• _Record list_

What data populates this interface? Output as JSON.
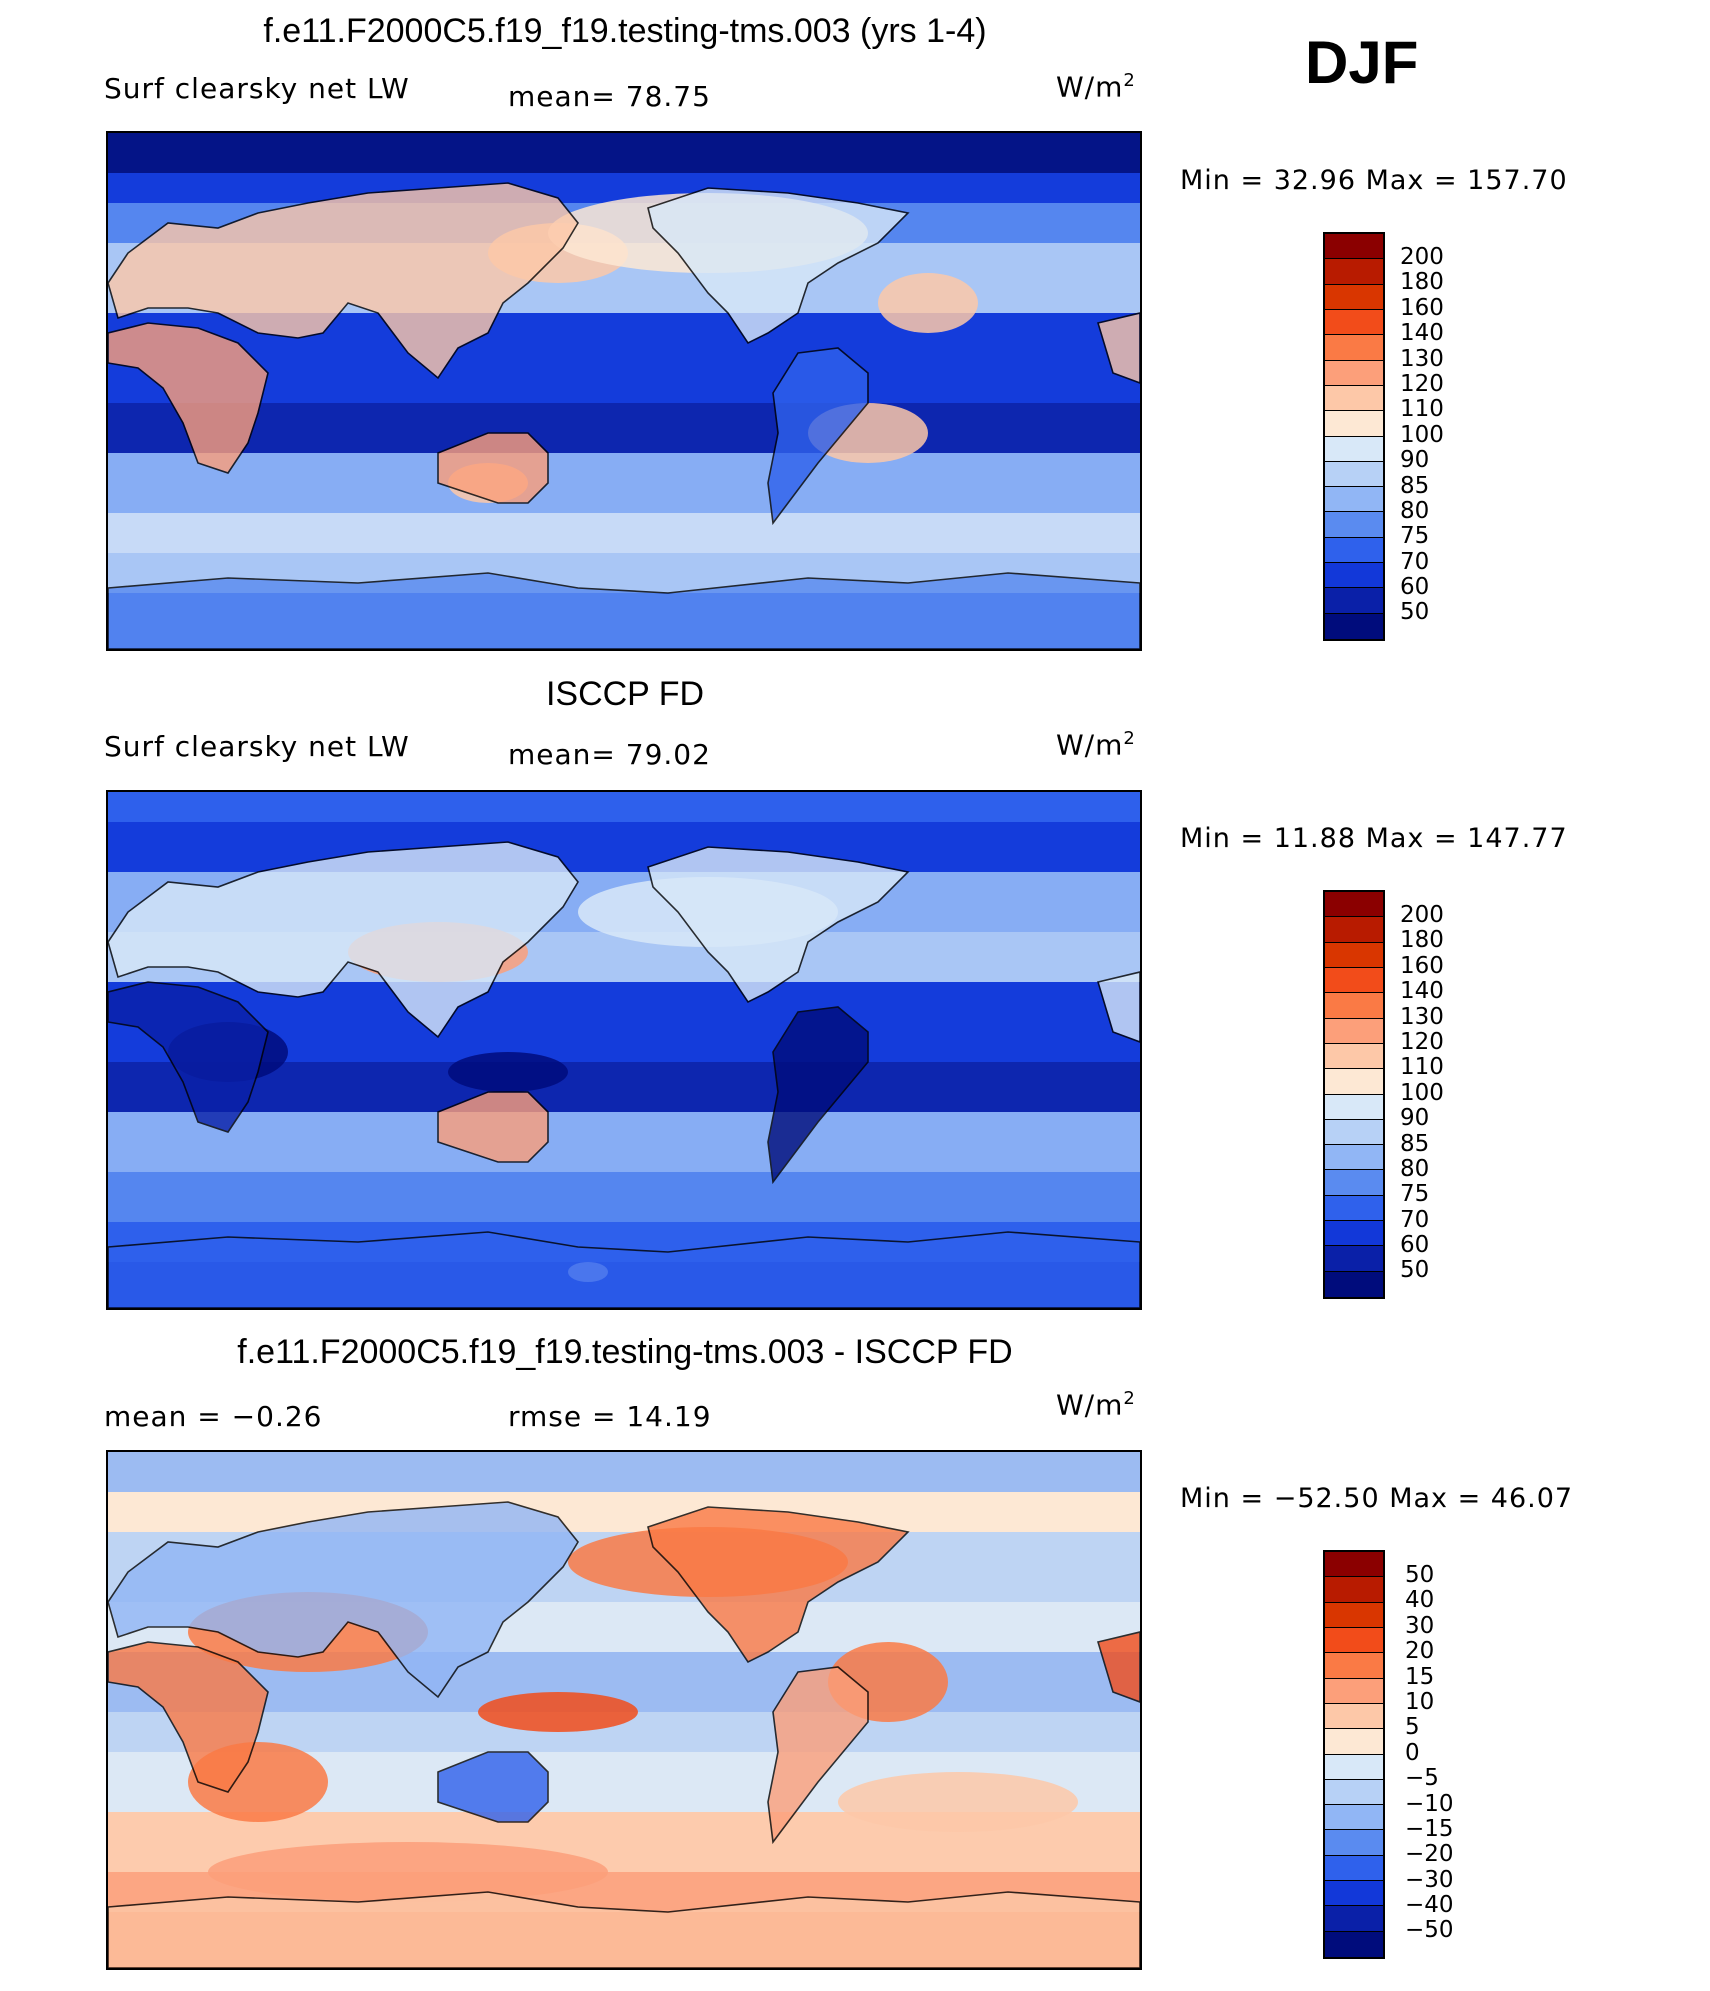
{
  "season": "DJF",
  "panels": [
    {
      "title": "f.e11.F2000C5.f19_f19.testing-tms.003 (yrs 1-4)",
      "left_label": "Surf clearsky net LW",
      "center_label": "mean=  78.75",
      "units": "W/m",
      "units_exp": "2",
      "minmax": "Min =   32.96 Max = 157.70",
      "colorbar": {
        "labels": [
          "200",
          "180",
          "160",
          "140",
          "130",
          "120",
          "110",
          "100",
          "90",
          "85",
          "80",
          "75",
          "70",
          "60",
          "50"
        ],
        "colors": [
          "#8b0000",
          "#b81b00",
          "#d93600",
          "#f24c1a",
          "#fa7a45",
          "#fc9f7a",
          "#fdc8a8",
          "#fde8d4",
          "#d8e8f8",
          "#b7d1f6",
          "#91b6f5",
          "#5a8bf0",
          "#2f61ec",
          "#1238d9",
          "#0a20a8",
          "#000c7c"
        ]
      },
      "map_type": "model"
    },
    {
      "title": "ISCCP FD",
      "left_label": "Surf clearsky net LW",
      "center_label": "mean=  79.02",
      "units": "W/m",
      "units_exp": "2",
      "minmax": "Min =   11.88 Max = 147.77",
      "colorbar": {
        "labels": [
          "200",
          "180",
          "160",
          "140",
          "130",
          "120",
          "110",
          "100",
          "90",
          "85",
          "80",
          "75",
          "70",
          "60",
          "50"
        ],
        "colors": [
          "#8b0000",
          "#b81b00",
          "#d93600",
          "#f24c1a",
          "#fa7a45",
          "#fc9f7a",
          "#fdc8a8",
          "#fde8d4",
          "#d8e8f8",
          "#b7d1f6",
          "#91b6f5",
          "#5a8bf0",
          "#2f61ec",
          "#1238d9",
          "#0a20a8",
          "#000c7c"
        ]
      },
      "map_type": "obs"
    },
    {
      "title": "f.e11.F2000C5.f19_f19.testing-tms.003 - ISCCP FD",
      "left_label": "mean =   −0.26",
      "center_label": "rmse =   14.19",
      "units": "W/m",
      "units_exp": "2",
      "minmax": "Min = −52.50 Max =   46.07",
      "colorbar": {
        "labels": [
          "50",
          "40",
          "30",
          "20",
          "15",
          "10",
          "5",
          "0",
          "−5",
          "−10",
          "−15",
          "−20",
          "−30",
          "−40",
          "−50"
        ],
        "colors": [
          "#8b0000",
          "#b81b00",
          "#d93600",
          "#f24c1a",
          "#fa7a45",
          "#fc9f7a",
          "#fdc8a8",
          "#fde8d4",
          "#d8e8f8",
          "#b7d1f6",
          "#91b6f5",
          "#5a8bf0",
          "#2f61ec",
          "#1238d9",
          "#0a20a8",
          "#000c7c"
        ]
      },
      "map_type": "diff"
    }
  ]
}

• _Exercise aim_
Reproduce the material above verbatim; omit every picture.

• _Exercise answer_
What data populates this interface? Output as JSON.
{
  "season": "DJF",
  "panels": [
    {
      "title": "f.e11.F2000C5.f19_f19.testing-tms.003 (yrs 1-4)",
      "left_label": "Surf clearsky net LW",
      "center_label": "mean=  78.75",
      "units": "W/m",
      "units_exp": "2",
      "minmax": "Min =   32.96 Max = 157.70",
      "colorbar": {
        "labels": [
          "200",
          "180",
          "160",
          "140",
          "130",
          "120",
          "110",
          "100",
          "90",
          "85",
          "80",
          "75",
          "70",
          "60",
          "50"
        ],
        "colors": [
          "#8b0000",
          "#b81b00",
          "#d93600",
          "#f24c1a",
          "#fa7a45",
          "#fc9f7a",
          "#fdc8a8",
          "#fde8d4",
          "#d8e8f8",
          "#b7d1f6",
          "#91b6f5",
          "#5a8bf0",
          "#2f61ec",
          "#1238d9",
          "#0a20a8",
          "#000c7c"
        ]
      },
      "map_type": "model"
    },
    {
      "title": "ISCCP FD",
      "left_label": "Surf clearsky net LW",
      "center_label": "mean=  79.02",
      "units": "W/m",
      "units_exp": "2",
      "minmax": "Min =   11.88 Max = 147.77",
      "colorbar": {
        "labels": [
          "200",
          "180",
          "160",
          "140",
          "130",
          "120",
          "110",
          "100",
          "90",
          "85",
          "80",
          "75",
          "70",
          "60",
          "50"
        ],
        "colors": [
          "#8b0000",
          "#b81b00",
          "#d93600",
          "#f24c1a",
          "#fa7a45",
          "#fc9f7a",
          "#fdc8a8",
          "#fde8d4",
          "#d8e8f8",
          "#b7d1f6",
          "#91b6f5",
          "#5a8bf0",
          "#2f61ec",
          "#1238d9",
          "#0a20a8",
          "#000c7c"
        ]
      },
      "map_type": "obs"
    },
    {
      "title": "f.e11.F2000C5.f19_f19.testing-tms.003 - ISCCP FD",
      "left_label": "mean =   −0.26",
      "center_label": "rmse =   14.19",
      "units": "W/m",
      "units_exp": "2",
      "minmax": "Min = −52.50 Max =   46.07",
      "colorbar": {
        "labels": [
          "50",
          "40",
          "30",
          "20",
          "15",
          "10",
          "5",
          "0",
          "−5",
          "−10",
          "−15",
          "−20",
          "−30",
          "−40",
          "−50"
        ],
        "colors": [
          "#8b0000",
          "#b81b00",
          "#d93600",
          "#f24c1a",
          "#fa7a45",
          "#fc9f7a",
          "#fdc8a8",
          "#fde8d4",
          "#d8e8f8",
          "#b7d1f6",
          "#91b6f5",
          "#5a8bf0",
          "#2f61ec",
          "#1238d9",
          "#0a20a8",
          "#000c7c"
        ]
      },
      "map_type": "diff"
    }
  ]
}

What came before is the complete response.